[Stored records]
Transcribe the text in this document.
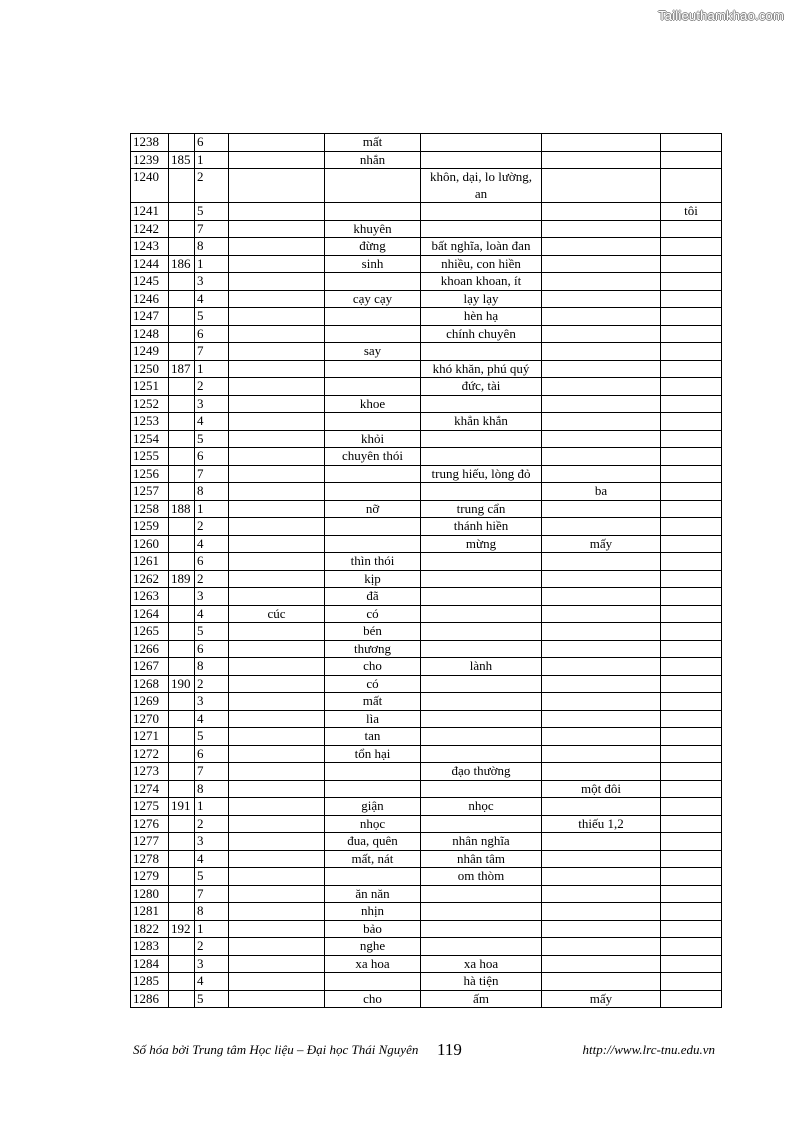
Tailieuthamkhao.com
1238		6		mất			
1239	185	1		nhắn			
1240		2			khôn, dại, lo lường, an		
1241		5					tôi
1242		7		khuyên			
1243		8		đừng	bất nghĩa, loàn đan		
1244	186	1		sinh	nhiều, con hiền		
1245		3			khoan khoan, ít		
1246		4		cạy cạy	lạy lạy		
1247		5			hèn hạ		
1248		6			chính chuyên		
1249		7		say			
1250	187	1			khó khăn, phú quý		
1251		2			đức, tài		
1252		3		khoe			
1253		4			khẳn khắn		
1254		5		khỏi			
1255		6		chuyên thói			
1256		7			trung hiếu, lòng đỏ		
1257		8				ba	
1258	188	1		nỡ	trung cẩn		
1259		2			thánh hiền		
1260		4			mừng	mấy	
1261		6		thìn thói			
1262	189	2		kịp			
1263		3		đã			
1264		4	cúc	có			
1265		5		bén			
1266		6		thương			
1267		8		cho	lành		
1268	190	2		có			
1269		3		mất			
1270		4		lìa			
1271		5		tan			
1272		6		tổn hại			
1273		7			đạo thường		
1274		8				một đôi	
1275	191	1		giận	nhọc		
1276		2		nhọc		thiếu 1,2	
1277		3		đua, quên	nhân nghĩa		
1278		4		mất, nát	nhân tâm		
1279		5			om thòm		
1280		7		ăn năn			
1281		8		nhịn			
1822	192	1		bảo			
1283		2		nghe			
1284		3		xa hoa	xa hoa		
1285		4			hà tiện		
1286		5		cho	ấm	mấy	
Số hóa bởi Trung tâm Học liệu – Đại học Thái Nguyên 119	http://www.lrc-tnu.edu.vn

**DESCRIPTION OF THE TASK**
State how many lines of the records hold the string "nghĩa", and nothing else.

**WORKED ANSWER**
2